▶ Reading text:

⁂

Marina Abramović: Eight Lessons on Emptiness with a Happy End

Curator: Lili Boros The Műcsarnok/Kunsthalle Budapest presents Marina Abramović’s video installation entitled Eight Lessons on Emptiness with a Happy End in Mélycsarnok, the exhibition hall’s new project gallery established this year.
This work, made in 2008, addresses the topic of violence as it is portrayed in contemporary media.
The five channels of the installation, recorded in Laos, are organized in a long frieze, consisting of one central image flanked by two vertical and two horizontal ones. They alternate between archetypical scenes of warfare, referring to television and video games, and images from nature – a waterfall, an island and a Spirit Tree – which relate to spiritual life in Laos. The warfare scenes, enacted by children and Marina Abramović herself, encourage compassion and responsibility. The title of the work refers to the traditional Buddhist notion of emptiness – emptying the mind to allow transformation to a different state, in this case to achieve purification through the viewing process. Ideologically, '8 Lessons on Emptiness with a Happy End' differs from most political-activist contemporary work, which usually has an opposing quality; here, Marina Abramović calls for compassion, critiques violence and its representation, and offers an opportunity for redemption.
As a special feature of the Budapest exhibition, by courtesy of the artist and Galerie Guy Bärtschi in Geneva, a few of the original drawings that were made in preparation for the video installation are also on view, as well as the maquette of the house that was built for the project and served as the setting for the video shoot.

⁂

▶ Material supplied:
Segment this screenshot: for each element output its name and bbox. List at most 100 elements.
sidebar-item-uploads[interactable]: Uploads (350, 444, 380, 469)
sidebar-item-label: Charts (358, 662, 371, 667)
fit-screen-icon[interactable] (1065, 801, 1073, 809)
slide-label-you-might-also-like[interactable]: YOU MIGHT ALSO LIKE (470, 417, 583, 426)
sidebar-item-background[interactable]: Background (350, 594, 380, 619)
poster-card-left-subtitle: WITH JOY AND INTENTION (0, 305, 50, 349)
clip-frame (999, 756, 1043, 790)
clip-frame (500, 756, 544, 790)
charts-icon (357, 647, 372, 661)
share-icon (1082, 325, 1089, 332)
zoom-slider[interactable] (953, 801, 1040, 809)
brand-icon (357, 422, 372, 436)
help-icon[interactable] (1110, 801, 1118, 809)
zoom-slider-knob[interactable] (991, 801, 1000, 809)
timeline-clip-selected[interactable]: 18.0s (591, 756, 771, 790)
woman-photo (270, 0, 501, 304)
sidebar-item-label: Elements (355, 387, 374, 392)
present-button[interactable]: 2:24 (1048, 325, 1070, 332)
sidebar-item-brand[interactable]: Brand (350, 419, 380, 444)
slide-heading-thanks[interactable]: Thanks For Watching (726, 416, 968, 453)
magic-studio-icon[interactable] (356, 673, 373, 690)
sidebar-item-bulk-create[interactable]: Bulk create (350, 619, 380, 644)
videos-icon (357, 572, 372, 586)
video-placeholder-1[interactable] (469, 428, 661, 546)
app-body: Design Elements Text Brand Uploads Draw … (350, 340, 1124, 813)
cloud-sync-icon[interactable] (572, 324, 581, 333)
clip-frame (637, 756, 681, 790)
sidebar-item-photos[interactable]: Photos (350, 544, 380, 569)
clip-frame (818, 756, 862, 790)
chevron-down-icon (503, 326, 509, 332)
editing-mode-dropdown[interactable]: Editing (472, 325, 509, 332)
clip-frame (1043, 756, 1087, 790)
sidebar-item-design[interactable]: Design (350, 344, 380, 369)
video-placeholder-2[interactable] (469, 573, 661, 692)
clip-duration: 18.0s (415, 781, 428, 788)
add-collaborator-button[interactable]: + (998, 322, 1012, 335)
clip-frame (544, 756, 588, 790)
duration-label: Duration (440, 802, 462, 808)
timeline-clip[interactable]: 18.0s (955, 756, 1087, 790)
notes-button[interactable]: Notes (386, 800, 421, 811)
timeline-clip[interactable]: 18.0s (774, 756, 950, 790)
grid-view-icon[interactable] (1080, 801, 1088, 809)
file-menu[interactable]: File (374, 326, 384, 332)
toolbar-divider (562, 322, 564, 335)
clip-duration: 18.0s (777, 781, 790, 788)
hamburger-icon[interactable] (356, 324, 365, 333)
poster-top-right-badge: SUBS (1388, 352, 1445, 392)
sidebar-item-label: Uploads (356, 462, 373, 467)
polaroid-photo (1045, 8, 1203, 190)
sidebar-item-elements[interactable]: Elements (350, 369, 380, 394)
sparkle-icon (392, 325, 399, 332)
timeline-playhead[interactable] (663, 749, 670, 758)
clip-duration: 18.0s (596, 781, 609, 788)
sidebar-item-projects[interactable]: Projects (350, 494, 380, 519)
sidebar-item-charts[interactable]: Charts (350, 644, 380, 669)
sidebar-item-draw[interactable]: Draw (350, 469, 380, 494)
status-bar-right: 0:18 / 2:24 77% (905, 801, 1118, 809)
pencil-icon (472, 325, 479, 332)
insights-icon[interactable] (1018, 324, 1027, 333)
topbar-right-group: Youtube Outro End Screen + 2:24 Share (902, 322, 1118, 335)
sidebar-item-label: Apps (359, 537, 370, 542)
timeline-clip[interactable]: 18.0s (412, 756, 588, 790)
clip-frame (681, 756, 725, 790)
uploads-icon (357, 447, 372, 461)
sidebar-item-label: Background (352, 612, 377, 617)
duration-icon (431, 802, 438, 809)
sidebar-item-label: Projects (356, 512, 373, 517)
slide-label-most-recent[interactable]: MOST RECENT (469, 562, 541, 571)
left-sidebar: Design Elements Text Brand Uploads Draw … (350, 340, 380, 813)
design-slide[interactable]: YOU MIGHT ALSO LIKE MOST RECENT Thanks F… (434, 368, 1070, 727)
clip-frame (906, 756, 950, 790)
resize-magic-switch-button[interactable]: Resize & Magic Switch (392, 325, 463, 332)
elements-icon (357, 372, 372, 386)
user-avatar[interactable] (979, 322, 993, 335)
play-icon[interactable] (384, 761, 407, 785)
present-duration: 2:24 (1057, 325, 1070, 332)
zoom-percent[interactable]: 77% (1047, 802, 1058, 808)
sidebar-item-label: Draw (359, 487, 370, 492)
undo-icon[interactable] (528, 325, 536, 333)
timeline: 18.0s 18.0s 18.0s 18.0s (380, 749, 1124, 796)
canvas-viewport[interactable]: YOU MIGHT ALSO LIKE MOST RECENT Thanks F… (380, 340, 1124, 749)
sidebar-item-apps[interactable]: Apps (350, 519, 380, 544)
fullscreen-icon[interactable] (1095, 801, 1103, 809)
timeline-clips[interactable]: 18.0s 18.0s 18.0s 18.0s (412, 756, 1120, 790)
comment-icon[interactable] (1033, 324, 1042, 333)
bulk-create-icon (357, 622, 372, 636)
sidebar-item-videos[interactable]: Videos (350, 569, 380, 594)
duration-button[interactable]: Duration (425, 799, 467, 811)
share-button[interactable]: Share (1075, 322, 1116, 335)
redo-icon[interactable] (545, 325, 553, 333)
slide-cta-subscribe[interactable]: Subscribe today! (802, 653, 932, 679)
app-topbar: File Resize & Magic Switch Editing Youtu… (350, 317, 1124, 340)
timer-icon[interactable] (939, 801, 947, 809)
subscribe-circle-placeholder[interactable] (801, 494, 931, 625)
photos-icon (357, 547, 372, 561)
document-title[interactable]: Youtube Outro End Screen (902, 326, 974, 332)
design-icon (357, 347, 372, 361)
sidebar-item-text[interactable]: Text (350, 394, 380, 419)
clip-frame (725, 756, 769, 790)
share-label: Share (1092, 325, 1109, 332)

⁂

▶ Written exercise A: Can you transcribe the text about Marina Abramović's installation in full?
▶ Written exercise B: Would you reproduce word for word the part of the records that runs from their first line through the line containing "clip-frame (1043, 756, 1087, 790)", including both of those lines?
The text on the Abramović installation and the records are unrelated material.

▶ Exercise response A:
Marina Abramović: Eight Lessons on Emptiness with a Happy End

Curator: Lili Boros The Műcsarnok/Kunsthalle Budapest presents Marina Abramović’s video installation entitled Eight Lessons on Emptiness with a Happy End in Mélycsarnok, the exhibition hall’s new project gallery established this year.
This work, made in 2008, addresses the topic of violence as it is portrayed in contemporary media.
The five channels of the installation, recorded in Laos, are organized in a long frieze, consisting of one central image flanked by two vertical and two horizontal ones. They alternate between archetypical scenes of warfare, referring to television and video games, and images from nature – a waterfall, an island and a Spirit Tree – which relate to spiritual life in Laos. The warfare scenes, enacted by children and Marina Abramović herself, encourage compassion and responsibility. The title of the work refers to the traditional Buddhist notion of emptiness – emptying the mind to allow transformation to a different state, in this case to achieve purification through the viewing process. Ideologically, '8 Lessons on Emptiness with a Happy End' differs from most political-activist contemporary work, which usually has an opposing quality; here, Marina Abramović calls for compassion, critiques violence and its representation, and offers an opportunity for redemption.
As a special feature of the Budapest exhibition, by courtesy of the artist and Galerie Guy Bärtschi in Geneva, a few of the original drawings that were made in preparation for the video installation are also on view, as well as the maquette of the house that was built for the project and served as the setting for the video shoot.

▶ Exercise response B:
Segment this screenshot: for each element output its name and bbox. List at most 100 elements.
sidebar-item-uploads[interactable]: Uploads (350, 444, 380, 469)
sidebar-item-label: Charts (358, 662, 371, 667)
fit-screen-icon[interactable] (1065, 801, 1073, 809)
slide-label-you-might-also-like[interactable]: YOU MIGHT ALSO LIKE (470, 417, 583, 426)
sidebar-item-background[interactable]: Background (350, 594, 380, 619)
poster-card-left-subtitle: WITH JOY AND INTENTION (0, 305, 50, 349)
clip-frame (999, 756, 1043, 790)
clip-frame (500, 756, 544, 790)
charts-icon (357, 647, 372, 661)
share-icon (1082, 325, 1089, 332)
zoom-slider[interactable] (953, 801, 1040, 809)
brand-icon (357, 422, 372, 436)
help-icon[interactable] (1110, 801, 1118, 809)
zoom-slider-knob[interactable] (991, 801, 1000, 809)
timeline-clip-selected[interactable]: 18.0s (591, 756, 771, 790)
woman-photo (270, 0, 501, 304)
sidebar-item-label: Elements (355, 387, 374, 392)
present-button[interactable]: 2:24 (1048, 325, 1070, 332)
sidebar-item-brand[interactable]: Brand (350, 419, 380, 444)
slide-heading-thanks[interactable]: Thanks For Watching (726, 416, 968, 453)
magic-studio-icon[interactable] (356, 673, 373, 690)
sidebar-item-bulk-create[interactable]: Bulk create (350, 619, 380, 644)
videos-icon (357, 572, 372, 586)
video-placeholder-1[interactable] (469, 428, 661, 546)
app-body: Design Elements Text Brand Uploads Draw … (350, 340, 1124, 813)
cloud-sync-icon[interactable] (572, 324, 581, 333)
clip-frame (637, 756, 681, 790)
sidebar-item-photos[interactable]: Photos (350, 544, 380, 569)
clip-frame (818, 756, 862, 790)
chevron-down-icon (503, 326, 509, 332)
editing-mode-dropdown[interactable]: Editing (472, 325, 509, 332)
clip-frame (1043, 756, 1087, 790)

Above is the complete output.